### Information shown ###

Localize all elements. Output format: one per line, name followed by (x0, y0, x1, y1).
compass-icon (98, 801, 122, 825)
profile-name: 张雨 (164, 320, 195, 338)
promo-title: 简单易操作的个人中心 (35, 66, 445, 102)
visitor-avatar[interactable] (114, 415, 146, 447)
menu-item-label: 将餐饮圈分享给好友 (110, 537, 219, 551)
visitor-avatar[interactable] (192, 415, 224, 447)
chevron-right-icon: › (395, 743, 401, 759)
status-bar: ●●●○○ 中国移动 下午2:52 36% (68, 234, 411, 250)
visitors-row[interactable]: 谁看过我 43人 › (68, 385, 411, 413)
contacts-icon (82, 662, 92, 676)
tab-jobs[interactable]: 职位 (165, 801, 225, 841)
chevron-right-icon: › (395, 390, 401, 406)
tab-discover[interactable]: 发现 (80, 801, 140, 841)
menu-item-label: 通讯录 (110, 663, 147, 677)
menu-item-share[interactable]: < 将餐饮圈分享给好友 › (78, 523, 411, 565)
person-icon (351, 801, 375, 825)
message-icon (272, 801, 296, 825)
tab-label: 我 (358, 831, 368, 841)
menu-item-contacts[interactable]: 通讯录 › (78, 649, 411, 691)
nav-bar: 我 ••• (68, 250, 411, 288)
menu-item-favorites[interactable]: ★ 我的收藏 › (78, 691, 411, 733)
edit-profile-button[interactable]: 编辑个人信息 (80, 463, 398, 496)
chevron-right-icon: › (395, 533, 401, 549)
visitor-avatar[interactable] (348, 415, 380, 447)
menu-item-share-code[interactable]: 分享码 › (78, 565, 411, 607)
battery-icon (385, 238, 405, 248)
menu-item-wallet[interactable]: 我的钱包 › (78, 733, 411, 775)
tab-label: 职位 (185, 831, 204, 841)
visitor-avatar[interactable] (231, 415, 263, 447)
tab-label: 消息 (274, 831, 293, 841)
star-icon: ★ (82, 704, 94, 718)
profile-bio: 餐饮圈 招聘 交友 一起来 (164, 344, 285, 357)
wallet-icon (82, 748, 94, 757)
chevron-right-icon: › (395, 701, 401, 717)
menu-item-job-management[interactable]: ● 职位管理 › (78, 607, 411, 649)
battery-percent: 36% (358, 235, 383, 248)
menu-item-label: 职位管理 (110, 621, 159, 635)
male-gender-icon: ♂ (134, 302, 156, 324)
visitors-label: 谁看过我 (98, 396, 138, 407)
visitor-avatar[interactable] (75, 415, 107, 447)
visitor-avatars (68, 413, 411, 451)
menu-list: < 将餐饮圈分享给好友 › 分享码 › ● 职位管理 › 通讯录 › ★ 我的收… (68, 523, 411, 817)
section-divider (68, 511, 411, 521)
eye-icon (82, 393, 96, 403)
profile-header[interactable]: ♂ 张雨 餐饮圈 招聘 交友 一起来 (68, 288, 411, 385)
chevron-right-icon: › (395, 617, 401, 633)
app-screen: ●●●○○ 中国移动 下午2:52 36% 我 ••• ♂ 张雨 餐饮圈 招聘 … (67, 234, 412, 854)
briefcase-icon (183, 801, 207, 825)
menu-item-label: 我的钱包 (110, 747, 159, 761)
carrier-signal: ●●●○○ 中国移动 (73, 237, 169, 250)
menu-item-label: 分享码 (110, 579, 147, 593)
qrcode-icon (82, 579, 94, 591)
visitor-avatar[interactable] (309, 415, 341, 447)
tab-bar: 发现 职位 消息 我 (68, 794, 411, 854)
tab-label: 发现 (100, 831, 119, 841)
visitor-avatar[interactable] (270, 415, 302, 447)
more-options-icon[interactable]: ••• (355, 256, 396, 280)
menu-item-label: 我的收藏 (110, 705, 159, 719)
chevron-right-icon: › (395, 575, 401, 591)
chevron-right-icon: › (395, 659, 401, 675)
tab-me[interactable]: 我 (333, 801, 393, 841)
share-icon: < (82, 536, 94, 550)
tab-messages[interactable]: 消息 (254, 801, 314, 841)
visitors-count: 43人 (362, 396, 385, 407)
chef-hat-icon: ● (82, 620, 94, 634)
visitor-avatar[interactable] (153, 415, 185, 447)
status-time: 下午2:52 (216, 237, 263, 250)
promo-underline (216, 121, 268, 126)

###

Reproduce the rows verbatim, starting at the first one and ending at the line that contains "battery-percent: 36% (358, 235, 383, 248)".

Localize all elements. Output format: one per line, name followed by (x0, y0, x1, y1).
compass-icon (98, 801, 122, 825)
profile-name: 张雨 (164, 320, 195, 338)
promo-title: 简单易操作的个人中心 (35, 66, 445, 102)
visitor-avatar[interactable] (114, 415, 146, 447)
menu-item-label: 将餐饮圈分享给好友 (110, 537, 219, 551)
visitor-avatar[interactable] (192, 415, 224, 447)
chevron-right-icon: › (395, 743, 401, 759)
status-bar: ●●●○○ 中国移动 下午2:52 36% (68, 234, 411, 250)
visitors-row[interactable]: 谁看过我 43人 › (68, 385, 411, 413)
contacts-icon (82, 662, 92, 676)
tab-jobs[interactable]: 职位 (165, 801, 225, 841)
chevron-right-icon: › (395, 390, 401, 406)
tab-discover[interactable]: 发现 (80, 801, 140, 841)
menu-item-label: 通讯录 (110, 663, 147, 677)
menu-item-share[interactable]: < 将餐饮圈分享给好友 › (78, 523, 411, 565)
person-icon (351, 801, 375, 825)
message-icon (272, 801, 296, 825)
tab-label: 我 (358, 831, 368, 841)
menu-item-contacts[interactable]: 通讯录 › (78, 649, 411, 691)
nav-bar: 我 ••• (68, 250, 411, 288)
menu-item-favorites[interactable]: ★ 我的收藏 › (78, 691, 411, 733)
edit-profile-button[interactable]: 编辑个人信息 (80, 463, 398, 496)
chevron-right-icon: › (395, 533, 401, 549)
visitor-avatar[interactable] (348, 415, 380, 447)
menu-item-share-code[interactable]: 分享码 › (78, 565, 411, 607)
battery-icon (385, 238, 405, 248)
menu-item-wallet[interactable]: 我的钱包 › (78, 733, 411, 775)
tab-label: 职位 (185, 831, 204, 841)
visitor-avatar[interactable] (231, 415, 263, 447)
tab-label: 消息 (274, 831, 293, 841)
star-icon: ★ (82, 704, 94, 718)
profile-bio: 餐饮圈 招聘 交友 一起来 (164, 344, 285, 357)
wallet-icon (82, 748, 94, 757)
chevron-right-icon: › (395, 701, 401, 717)
menu-item-job-management[interactable]: ● 职位管理 › (78, 607, 411, 649)
battery-percent: 36% (358, 235, 383, 248)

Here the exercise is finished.